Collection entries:

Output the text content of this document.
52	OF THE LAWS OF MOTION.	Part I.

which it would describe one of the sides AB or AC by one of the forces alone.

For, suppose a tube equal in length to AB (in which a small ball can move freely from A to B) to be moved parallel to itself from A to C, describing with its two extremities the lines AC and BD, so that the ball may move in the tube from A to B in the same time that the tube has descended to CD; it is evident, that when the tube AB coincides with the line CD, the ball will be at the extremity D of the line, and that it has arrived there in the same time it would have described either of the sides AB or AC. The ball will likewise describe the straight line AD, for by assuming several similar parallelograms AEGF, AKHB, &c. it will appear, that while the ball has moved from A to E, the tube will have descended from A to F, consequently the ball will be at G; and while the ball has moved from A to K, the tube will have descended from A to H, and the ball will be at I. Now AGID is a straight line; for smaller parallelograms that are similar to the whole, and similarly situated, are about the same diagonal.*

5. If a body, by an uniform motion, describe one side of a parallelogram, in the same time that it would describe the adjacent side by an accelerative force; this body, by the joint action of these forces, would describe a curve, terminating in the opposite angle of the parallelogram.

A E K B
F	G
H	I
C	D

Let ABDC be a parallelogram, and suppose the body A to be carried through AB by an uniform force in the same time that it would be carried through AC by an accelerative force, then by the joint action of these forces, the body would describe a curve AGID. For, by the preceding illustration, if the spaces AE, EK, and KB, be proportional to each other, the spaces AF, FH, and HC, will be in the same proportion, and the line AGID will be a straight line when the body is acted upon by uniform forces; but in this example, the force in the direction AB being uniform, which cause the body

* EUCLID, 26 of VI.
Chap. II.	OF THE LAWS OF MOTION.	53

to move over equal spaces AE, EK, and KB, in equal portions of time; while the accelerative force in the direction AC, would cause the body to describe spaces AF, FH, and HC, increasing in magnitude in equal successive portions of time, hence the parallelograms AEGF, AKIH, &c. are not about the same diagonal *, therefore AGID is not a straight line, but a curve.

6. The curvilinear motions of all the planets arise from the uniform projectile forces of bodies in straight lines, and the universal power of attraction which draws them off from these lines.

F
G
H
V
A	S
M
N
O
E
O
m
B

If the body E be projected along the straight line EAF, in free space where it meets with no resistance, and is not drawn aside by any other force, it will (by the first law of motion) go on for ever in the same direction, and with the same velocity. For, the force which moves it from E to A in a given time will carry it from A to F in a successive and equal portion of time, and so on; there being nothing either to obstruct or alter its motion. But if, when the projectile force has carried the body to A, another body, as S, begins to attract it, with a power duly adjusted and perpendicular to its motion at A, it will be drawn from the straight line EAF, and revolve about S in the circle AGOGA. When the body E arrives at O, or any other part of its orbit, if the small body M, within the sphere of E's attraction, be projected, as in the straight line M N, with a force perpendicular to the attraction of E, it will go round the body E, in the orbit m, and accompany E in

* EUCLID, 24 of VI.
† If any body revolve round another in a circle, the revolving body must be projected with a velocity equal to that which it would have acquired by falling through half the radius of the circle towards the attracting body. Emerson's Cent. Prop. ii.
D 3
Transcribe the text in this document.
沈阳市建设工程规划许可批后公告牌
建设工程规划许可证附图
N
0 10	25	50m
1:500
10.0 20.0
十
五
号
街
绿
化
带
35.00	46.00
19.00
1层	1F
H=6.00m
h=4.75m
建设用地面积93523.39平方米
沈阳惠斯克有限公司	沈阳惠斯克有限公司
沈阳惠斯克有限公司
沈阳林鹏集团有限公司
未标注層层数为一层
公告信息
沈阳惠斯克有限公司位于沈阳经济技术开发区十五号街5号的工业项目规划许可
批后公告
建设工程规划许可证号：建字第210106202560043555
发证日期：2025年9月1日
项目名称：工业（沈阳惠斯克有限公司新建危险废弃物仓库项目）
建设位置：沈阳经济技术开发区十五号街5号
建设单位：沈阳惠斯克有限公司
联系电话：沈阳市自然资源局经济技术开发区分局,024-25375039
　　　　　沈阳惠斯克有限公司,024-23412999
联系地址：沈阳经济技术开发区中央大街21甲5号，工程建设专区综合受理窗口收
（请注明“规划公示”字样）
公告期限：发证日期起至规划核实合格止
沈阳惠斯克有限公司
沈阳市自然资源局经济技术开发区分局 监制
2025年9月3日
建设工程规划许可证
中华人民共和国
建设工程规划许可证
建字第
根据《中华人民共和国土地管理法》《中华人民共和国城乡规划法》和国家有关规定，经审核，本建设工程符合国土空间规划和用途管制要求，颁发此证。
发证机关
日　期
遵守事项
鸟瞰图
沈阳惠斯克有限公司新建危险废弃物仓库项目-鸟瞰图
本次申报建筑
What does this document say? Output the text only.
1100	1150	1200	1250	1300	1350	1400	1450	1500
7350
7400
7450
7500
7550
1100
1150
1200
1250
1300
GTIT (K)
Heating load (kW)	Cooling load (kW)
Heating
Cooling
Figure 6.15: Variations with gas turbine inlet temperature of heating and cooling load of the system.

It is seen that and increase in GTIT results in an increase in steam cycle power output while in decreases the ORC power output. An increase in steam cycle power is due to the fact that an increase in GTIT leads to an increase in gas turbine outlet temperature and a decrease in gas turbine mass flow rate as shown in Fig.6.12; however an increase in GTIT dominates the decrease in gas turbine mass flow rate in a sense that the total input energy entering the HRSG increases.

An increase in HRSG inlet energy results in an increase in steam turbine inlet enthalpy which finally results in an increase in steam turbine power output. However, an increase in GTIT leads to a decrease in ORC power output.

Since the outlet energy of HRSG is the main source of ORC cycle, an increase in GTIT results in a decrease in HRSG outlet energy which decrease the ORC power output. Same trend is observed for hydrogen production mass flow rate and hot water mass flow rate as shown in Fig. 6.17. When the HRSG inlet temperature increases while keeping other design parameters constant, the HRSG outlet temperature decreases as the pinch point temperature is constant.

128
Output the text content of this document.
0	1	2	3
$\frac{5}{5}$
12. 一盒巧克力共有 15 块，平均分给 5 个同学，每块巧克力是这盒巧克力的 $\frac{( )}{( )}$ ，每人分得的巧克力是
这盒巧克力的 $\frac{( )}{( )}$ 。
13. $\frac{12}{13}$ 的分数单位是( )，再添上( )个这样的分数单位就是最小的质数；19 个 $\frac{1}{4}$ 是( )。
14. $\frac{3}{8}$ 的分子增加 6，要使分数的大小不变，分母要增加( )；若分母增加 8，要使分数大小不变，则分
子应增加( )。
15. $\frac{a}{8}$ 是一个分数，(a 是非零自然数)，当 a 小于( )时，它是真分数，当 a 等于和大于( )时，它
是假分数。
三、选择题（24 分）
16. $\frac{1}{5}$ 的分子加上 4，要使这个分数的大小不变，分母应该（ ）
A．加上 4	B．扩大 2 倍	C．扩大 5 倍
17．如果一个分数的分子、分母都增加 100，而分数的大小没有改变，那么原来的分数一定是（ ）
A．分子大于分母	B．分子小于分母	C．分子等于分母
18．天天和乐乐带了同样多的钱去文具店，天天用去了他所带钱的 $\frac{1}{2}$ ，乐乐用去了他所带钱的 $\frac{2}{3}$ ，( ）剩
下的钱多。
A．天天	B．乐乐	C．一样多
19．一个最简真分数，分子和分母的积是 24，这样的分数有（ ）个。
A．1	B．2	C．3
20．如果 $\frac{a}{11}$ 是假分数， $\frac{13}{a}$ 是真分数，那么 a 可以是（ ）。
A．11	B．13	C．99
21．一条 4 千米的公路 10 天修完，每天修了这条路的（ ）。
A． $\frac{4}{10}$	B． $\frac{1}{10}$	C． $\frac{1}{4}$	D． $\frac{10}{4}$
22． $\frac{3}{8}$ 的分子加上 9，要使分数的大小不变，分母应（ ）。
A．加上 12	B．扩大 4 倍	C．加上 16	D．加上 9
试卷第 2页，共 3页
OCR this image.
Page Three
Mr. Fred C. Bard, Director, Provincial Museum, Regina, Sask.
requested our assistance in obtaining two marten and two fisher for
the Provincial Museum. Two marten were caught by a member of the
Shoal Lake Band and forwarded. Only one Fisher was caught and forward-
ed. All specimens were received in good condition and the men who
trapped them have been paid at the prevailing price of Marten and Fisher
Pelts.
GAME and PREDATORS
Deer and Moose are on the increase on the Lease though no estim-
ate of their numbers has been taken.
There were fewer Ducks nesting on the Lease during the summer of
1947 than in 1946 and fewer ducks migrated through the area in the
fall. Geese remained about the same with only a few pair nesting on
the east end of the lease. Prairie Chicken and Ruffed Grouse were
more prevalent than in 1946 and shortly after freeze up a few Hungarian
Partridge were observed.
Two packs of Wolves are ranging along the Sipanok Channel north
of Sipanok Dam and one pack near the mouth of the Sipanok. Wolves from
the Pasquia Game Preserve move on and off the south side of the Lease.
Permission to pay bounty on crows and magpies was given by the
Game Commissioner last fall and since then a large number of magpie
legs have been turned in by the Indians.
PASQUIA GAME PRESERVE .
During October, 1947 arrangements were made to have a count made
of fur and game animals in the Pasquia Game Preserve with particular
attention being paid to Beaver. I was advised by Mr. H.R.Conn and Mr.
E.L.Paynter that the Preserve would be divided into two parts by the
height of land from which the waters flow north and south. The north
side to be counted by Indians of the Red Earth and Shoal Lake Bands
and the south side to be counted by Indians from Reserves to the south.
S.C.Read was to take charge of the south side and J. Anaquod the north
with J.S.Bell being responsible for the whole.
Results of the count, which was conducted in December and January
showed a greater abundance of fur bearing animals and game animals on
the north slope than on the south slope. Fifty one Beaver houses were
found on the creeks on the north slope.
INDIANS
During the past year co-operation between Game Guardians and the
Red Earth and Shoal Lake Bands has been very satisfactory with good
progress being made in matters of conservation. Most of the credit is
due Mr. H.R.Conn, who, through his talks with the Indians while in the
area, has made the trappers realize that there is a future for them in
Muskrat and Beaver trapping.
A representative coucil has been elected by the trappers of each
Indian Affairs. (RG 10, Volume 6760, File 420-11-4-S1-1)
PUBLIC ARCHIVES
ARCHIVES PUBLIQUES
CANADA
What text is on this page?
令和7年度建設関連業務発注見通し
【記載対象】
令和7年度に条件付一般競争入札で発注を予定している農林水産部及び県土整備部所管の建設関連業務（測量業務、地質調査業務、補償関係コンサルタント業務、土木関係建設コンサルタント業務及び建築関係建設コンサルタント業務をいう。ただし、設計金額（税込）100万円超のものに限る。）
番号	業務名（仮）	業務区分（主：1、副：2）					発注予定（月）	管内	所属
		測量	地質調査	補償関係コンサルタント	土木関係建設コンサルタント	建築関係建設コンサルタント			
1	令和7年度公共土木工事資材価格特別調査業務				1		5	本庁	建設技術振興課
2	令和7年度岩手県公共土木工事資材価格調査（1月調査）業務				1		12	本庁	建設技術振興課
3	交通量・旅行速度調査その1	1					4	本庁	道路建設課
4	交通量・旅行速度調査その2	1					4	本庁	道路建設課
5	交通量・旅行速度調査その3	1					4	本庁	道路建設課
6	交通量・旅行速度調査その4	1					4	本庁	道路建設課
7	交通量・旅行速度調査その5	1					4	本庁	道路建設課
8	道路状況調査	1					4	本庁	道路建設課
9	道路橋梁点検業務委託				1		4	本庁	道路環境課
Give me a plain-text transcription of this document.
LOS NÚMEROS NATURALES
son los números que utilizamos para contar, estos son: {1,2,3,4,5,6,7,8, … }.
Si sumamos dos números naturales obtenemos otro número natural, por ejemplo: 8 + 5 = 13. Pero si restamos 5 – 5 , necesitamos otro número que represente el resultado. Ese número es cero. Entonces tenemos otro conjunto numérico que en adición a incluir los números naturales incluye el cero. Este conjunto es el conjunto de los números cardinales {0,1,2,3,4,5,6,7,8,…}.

● STATED PROBLEM
Identify each line in the entries with the word "good" and copy it.

● TASK OUTPUT
ed. All specimens were received in good condition and the men who
Red Earth and Shoal Lake Bands has been very satisfactory with good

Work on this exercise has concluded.